Required work:
Search the data below for the string "highlight". Extract every line that contains it.

▶

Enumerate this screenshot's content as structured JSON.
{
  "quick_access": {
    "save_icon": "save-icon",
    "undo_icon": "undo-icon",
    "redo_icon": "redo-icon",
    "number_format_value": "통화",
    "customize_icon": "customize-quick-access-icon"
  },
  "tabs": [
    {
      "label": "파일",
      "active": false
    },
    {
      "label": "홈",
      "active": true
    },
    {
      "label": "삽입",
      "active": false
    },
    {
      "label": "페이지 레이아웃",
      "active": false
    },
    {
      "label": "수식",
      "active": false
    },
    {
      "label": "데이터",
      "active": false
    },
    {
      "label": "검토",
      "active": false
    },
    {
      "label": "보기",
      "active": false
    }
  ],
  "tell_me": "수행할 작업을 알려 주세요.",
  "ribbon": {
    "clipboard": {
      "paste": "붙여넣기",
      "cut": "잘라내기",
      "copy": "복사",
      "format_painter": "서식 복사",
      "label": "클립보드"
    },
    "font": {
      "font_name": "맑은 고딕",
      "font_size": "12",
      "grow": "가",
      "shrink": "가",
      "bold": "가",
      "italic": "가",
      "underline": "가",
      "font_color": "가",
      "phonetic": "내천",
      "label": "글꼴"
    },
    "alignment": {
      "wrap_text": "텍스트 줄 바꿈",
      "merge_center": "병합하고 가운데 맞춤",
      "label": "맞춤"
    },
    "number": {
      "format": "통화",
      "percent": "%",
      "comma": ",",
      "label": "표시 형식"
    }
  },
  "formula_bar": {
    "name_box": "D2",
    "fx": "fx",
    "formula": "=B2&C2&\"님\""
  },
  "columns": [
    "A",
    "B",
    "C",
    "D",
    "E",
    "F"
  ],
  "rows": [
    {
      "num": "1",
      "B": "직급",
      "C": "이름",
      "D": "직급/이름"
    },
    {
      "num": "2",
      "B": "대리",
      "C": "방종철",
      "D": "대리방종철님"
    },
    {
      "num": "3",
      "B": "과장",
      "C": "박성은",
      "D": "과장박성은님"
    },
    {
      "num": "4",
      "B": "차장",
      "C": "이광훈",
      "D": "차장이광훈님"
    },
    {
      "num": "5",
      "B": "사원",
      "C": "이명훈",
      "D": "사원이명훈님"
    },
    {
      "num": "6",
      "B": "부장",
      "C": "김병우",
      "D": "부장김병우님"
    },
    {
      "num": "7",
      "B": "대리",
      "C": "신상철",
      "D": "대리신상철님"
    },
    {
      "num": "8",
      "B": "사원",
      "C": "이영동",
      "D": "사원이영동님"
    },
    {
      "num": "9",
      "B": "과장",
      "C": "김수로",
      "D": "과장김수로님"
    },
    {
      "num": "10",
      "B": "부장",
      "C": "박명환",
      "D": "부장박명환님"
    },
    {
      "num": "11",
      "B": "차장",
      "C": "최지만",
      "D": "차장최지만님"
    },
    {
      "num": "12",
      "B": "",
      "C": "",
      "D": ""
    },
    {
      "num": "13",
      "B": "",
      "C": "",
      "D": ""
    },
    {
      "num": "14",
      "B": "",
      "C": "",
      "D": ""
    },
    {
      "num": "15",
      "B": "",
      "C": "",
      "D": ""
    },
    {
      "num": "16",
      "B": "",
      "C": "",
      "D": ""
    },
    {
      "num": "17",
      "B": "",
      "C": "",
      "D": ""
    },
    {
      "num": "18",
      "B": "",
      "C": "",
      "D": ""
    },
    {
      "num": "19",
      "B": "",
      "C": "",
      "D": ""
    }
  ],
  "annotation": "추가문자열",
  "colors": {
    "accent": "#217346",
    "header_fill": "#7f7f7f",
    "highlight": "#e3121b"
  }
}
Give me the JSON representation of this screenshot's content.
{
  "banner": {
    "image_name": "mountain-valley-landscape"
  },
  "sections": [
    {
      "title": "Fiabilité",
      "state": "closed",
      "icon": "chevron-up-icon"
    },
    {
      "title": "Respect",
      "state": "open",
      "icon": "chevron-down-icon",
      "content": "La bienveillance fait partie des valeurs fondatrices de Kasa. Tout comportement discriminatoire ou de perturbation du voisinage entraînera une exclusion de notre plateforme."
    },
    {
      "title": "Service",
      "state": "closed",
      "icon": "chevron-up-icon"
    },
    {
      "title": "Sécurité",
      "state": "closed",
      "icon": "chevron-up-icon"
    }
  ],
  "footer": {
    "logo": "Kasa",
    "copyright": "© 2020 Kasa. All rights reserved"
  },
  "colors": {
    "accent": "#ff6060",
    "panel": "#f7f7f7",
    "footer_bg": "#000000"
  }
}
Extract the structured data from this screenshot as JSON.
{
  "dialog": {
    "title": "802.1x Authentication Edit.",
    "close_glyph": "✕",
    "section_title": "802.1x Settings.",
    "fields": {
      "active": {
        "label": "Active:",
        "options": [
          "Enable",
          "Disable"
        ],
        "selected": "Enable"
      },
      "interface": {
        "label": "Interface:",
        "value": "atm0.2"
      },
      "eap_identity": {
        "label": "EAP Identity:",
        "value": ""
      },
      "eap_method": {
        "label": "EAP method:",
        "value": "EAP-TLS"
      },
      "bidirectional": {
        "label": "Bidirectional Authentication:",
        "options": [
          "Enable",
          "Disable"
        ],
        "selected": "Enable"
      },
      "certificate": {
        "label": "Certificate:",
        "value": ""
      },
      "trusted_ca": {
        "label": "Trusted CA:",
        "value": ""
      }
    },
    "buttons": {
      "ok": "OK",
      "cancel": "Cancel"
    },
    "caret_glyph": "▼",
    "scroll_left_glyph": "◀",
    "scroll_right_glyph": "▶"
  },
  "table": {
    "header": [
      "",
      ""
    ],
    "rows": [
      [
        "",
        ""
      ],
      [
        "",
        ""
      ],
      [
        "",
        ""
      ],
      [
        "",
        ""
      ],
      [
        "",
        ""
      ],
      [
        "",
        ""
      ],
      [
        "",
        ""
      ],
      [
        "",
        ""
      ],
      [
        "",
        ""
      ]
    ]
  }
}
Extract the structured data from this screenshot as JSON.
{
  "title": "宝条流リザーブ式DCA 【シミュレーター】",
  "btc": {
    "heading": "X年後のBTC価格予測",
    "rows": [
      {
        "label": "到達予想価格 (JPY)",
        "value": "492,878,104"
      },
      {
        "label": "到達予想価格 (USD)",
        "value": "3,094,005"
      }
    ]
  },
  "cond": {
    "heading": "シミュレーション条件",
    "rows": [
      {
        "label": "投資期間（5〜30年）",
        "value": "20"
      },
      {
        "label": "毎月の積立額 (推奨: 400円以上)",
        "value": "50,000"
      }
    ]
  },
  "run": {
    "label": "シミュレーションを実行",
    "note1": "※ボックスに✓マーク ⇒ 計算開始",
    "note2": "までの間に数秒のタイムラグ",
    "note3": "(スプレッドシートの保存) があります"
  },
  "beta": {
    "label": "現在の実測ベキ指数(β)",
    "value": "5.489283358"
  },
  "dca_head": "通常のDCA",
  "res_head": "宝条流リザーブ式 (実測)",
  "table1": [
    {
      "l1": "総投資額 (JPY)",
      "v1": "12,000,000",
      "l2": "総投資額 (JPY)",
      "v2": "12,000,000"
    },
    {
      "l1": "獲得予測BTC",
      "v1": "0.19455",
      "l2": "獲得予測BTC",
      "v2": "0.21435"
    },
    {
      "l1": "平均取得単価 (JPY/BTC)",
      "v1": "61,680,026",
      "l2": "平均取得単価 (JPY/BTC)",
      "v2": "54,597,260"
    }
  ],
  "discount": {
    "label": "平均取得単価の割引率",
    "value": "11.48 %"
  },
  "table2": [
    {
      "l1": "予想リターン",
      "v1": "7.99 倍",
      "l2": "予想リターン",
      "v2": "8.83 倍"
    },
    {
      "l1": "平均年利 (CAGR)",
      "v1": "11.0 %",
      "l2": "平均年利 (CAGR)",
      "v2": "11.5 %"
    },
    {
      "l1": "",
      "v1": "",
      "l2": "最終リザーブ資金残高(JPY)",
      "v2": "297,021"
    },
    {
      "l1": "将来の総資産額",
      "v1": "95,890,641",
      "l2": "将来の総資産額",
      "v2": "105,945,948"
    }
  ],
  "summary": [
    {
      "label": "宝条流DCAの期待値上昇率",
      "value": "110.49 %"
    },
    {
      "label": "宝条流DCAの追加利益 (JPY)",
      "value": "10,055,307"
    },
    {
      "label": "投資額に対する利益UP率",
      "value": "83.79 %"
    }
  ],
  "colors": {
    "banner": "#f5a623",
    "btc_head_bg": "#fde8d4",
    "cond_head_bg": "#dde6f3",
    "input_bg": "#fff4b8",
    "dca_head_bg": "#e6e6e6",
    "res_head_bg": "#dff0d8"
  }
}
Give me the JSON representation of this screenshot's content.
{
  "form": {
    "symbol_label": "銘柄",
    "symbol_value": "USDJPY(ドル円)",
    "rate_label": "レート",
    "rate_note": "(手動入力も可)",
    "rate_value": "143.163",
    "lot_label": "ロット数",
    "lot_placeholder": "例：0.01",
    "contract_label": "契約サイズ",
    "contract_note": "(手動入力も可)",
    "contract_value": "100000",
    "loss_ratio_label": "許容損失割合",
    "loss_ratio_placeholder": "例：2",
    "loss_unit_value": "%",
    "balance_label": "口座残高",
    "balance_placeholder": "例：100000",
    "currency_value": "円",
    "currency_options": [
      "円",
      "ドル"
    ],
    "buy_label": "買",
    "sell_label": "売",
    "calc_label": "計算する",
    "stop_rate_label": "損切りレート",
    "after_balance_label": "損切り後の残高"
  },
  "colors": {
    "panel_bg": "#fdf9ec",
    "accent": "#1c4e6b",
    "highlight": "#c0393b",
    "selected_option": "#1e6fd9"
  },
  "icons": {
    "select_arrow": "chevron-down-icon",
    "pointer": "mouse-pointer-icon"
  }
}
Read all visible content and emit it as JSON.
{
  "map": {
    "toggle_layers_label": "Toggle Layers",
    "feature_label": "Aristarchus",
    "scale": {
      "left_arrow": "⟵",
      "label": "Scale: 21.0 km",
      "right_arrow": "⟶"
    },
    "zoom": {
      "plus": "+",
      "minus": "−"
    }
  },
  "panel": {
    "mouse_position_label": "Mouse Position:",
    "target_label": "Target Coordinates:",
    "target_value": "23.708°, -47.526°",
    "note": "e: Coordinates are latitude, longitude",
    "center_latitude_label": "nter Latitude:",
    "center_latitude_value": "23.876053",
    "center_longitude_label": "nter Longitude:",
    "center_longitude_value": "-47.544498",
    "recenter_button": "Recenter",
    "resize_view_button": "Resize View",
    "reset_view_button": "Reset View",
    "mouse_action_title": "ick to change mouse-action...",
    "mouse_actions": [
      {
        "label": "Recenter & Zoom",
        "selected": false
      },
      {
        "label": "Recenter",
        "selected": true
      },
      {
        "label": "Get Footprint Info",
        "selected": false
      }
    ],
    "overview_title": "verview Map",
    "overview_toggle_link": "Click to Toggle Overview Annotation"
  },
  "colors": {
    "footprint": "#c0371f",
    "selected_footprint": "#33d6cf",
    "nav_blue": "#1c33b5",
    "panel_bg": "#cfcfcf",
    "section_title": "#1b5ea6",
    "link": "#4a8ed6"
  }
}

◀

Response to this exercise:
    "highlight": "#e3121b"
    "highlight": "#c0393b",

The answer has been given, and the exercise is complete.